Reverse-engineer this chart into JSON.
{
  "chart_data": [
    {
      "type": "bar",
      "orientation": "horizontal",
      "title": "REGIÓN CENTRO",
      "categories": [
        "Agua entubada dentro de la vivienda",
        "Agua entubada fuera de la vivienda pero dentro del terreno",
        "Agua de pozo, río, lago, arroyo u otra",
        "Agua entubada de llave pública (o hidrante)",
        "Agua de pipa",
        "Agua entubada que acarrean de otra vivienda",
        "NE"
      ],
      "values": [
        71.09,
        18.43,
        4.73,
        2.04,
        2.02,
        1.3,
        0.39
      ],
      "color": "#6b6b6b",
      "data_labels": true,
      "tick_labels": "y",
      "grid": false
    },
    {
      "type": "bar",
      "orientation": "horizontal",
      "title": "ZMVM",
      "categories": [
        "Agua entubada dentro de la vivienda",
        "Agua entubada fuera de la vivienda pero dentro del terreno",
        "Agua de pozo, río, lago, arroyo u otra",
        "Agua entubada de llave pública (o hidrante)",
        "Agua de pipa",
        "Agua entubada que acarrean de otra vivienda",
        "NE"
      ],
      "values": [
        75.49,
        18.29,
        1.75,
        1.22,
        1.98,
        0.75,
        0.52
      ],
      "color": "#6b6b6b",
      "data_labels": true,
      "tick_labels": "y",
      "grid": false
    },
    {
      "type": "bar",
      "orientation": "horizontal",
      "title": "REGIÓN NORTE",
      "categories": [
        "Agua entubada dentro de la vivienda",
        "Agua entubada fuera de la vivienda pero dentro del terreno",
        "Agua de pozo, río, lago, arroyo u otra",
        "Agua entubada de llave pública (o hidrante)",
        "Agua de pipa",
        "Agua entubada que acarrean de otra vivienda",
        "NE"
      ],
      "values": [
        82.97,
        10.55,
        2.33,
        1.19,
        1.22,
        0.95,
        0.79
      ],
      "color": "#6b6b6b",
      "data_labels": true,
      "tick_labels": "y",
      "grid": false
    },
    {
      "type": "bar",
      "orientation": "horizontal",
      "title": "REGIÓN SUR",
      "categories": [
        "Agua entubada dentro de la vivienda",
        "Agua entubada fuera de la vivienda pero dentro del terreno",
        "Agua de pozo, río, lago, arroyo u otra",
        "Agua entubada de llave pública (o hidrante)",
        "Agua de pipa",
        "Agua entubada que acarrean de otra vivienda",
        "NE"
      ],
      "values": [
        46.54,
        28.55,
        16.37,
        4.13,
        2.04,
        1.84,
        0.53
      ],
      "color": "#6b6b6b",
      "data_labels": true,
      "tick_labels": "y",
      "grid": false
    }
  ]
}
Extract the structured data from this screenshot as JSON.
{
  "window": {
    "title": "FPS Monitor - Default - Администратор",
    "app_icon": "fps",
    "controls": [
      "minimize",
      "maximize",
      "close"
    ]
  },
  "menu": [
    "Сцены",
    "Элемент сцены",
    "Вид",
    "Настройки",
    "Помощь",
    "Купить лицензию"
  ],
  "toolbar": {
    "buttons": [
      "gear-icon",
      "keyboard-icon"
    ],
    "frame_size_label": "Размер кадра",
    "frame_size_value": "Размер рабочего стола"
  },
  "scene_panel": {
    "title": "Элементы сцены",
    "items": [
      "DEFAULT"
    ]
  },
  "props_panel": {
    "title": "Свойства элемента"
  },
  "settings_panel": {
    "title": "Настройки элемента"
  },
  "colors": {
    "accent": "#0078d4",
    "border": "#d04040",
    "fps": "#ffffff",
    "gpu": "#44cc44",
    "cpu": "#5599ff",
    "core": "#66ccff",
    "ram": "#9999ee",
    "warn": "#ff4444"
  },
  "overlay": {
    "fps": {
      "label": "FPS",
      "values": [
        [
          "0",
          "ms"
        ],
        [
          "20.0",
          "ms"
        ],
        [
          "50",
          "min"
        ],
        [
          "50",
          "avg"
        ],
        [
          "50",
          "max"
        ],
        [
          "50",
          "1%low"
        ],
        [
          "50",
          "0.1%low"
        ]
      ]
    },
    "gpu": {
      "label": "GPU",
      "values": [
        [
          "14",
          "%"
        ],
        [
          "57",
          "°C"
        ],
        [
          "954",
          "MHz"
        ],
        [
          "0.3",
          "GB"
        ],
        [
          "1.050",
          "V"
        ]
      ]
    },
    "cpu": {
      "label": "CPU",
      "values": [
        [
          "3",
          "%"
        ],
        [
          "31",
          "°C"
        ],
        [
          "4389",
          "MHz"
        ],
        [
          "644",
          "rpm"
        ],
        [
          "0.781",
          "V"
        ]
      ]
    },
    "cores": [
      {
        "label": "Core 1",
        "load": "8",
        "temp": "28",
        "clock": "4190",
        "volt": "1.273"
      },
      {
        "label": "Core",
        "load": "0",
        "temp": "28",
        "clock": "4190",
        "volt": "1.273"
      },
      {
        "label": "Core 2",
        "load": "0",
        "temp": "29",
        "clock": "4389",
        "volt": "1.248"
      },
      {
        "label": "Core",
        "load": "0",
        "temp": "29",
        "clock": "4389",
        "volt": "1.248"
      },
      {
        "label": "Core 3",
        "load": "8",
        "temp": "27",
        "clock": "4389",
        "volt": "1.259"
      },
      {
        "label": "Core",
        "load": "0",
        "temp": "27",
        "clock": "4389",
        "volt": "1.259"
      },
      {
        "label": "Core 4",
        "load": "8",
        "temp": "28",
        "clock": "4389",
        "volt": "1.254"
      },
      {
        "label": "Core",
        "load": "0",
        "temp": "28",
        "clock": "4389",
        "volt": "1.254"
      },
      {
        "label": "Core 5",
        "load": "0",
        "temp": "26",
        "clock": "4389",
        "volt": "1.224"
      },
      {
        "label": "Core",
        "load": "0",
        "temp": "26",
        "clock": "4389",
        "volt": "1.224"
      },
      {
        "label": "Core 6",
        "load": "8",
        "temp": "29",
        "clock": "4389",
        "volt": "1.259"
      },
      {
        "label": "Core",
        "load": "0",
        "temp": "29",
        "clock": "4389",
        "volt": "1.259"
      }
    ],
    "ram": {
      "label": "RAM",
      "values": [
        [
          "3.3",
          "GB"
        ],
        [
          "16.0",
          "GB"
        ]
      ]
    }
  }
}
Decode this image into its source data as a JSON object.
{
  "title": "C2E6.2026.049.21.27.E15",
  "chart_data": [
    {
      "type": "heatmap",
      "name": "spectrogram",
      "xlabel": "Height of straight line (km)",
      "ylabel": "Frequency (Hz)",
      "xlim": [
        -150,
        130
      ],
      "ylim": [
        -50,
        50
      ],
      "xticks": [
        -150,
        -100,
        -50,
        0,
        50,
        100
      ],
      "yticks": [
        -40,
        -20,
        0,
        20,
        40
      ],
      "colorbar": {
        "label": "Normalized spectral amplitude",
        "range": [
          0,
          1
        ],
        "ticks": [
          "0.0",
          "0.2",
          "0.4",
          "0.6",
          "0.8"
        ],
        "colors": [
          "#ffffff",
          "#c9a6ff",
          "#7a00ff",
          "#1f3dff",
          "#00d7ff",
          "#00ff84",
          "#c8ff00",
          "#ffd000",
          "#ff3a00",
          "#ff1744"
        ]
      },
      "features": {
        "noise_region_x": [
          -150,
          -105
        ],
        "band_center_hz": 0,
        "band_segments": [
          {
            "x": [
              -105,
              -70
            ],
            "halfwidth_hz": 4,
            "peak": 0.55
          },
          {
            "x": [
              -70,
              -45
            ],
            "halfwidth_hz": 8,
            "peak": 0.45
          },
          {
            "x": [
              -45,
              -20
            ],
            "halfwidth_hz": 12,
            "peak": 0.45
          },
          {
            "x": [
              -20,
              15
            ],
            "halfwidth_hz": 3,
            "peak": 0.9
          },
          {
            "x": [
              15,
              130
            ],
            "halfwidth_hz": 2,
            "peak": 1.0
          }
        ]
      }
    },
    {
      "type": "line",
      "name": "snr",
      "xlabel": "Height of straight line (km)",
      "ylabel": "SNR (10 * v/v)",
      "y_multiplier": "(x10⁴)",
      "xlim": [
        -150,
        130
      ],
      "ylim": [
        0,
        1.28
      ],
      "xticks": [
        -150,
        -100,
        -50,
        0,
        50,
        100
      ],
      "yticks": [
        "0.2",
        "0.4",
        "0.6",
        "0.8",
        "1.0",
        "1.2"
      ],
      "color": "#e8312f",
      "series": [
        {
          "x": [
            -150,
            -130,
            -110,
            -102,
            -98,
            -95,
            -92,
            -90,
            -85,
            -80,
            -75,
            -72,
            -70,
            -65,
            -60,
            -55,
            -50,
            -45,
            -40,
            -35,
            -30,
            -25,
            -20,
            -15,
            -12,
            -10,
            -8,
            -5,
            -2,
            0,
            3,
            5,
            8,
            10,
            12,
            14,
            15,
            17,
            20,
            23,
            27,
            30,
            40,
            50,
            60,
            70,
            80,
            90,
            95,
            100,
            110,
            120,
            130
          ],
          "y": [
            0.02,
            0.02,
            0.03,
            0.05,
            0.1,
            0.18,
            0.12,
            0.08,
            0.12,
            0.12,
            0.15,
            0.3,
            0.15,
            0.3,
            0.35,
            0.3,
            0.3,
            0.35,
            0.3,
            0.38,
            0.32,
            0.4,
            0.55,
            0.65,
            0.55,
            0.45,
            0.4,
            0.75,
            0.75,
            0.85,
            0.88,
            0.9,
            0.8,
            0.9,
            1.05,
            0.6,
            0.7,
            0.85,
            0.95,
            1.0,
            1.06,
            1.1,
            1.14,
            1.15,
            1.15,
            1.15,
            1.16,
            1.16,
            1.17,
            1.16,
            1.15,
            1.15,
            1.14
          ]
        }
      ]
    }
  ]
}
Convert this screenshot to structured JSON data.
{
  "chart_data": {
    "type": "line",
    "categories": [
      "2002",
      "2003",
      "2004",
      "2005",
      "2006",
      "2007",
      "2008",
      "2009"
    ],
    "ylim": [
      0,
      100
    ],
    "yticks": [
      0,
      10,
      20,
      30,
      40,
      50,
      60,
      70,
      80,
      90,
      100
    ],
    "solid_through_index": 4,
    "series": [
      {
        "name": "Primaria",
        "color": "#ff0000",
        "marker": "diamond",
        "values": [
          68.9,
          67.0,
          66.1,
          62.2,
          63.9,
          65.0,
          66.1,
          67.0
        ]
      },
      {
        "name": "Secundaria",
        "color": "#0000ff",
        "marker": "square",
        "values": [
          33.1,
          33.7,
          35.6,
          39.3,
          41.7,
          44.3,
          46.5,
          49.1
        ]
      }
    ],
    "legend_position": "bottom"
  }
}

• **Exercise objective**
Tally the lines above containing "name". Answer with the count only.

• **Result of this task**
4